What to do: Copy out each line below that has the word "headed" in it.

Data excerpts:
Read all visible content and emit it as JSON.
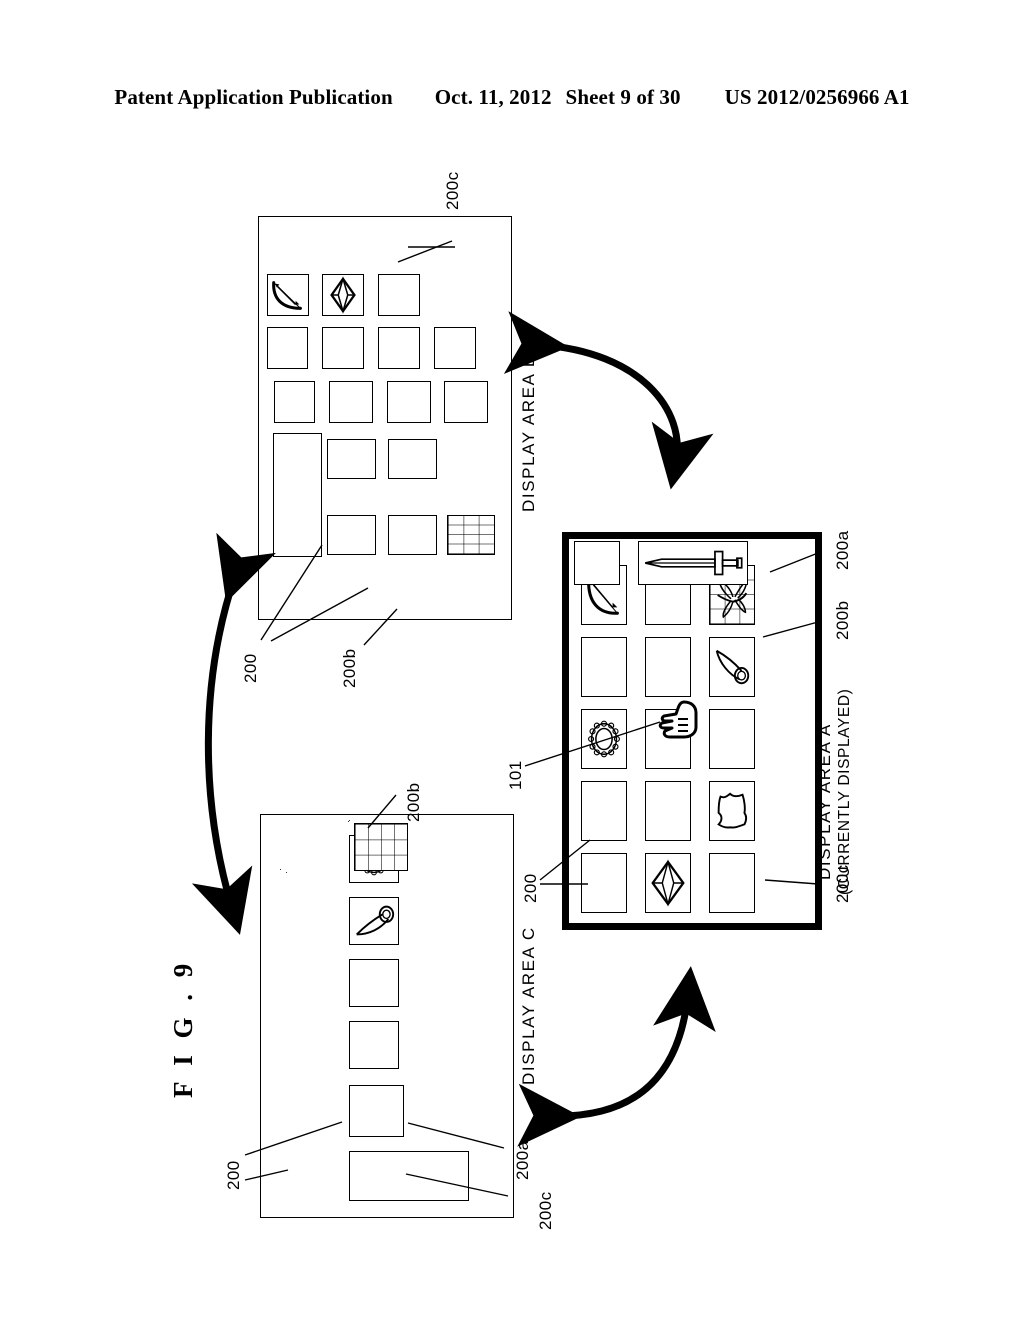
{
  "header": {
    "publication": "Patent Application Publication",
    "date": "Oct. 11, 2012",
    "sheet": "Sheet 9 of 30",
    "number": "US 2012/0256966 A1"
  },
  "figure": {
    "label": "F I G .  9"
  },
  "panels": {
    "area_b": {
      "title": "DISPLAY AREA B",
      "refs": [
        "200c",
        "200",
        "200b"
      ],
      "icons": [
        "bow-and-arrow-icon",
        "gemstone-icon",
        "net-icon"
      ]
    },
    "area_a": {
      "title": "DISPLAY AREA A",
      "subtitle": "(CURRENTLY DISPLAYED)",
      "refs": [
        "200a",
        "200b",
        "101",
        "200",
        "200c"
      ],
      "icons": [
        "bow-and-arrow-icon",
        "net-with-dragonfly-icon",
        "horn-icon",
        "beaded-ring-icon",
        "gemstone-icon",
        "armor-icon",
        "sword-icon",
        "hand-cursor-icon"
      ]
    },
    "area_c": {
      "title": "DISPLAY AREA C",
      "refs": [
        "200b",
        "200",
        "200a",
        "200c"
      ],
      "icons": [
        "net-icon",
        "beaded-ring-icon",
        "horn-icon"
      ]
    }
  },
  "arrows": {
    "b_to_a": "double-headed-curved-arrow",
    "b_to_c": "double-headed-curved-arrow",
    "c_to_a": "double-headed-curved-arrow"
  },
  "colors": {
    "ink": "#000000",
    "paper": "#ffffff"
  }
}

Result of this task:
    "b_to_a": "double-headed-curved-arrow",
    "b_to_c": "double-headed-curved-arrow",
    "c_to_a": "double-headed-curved-arrow"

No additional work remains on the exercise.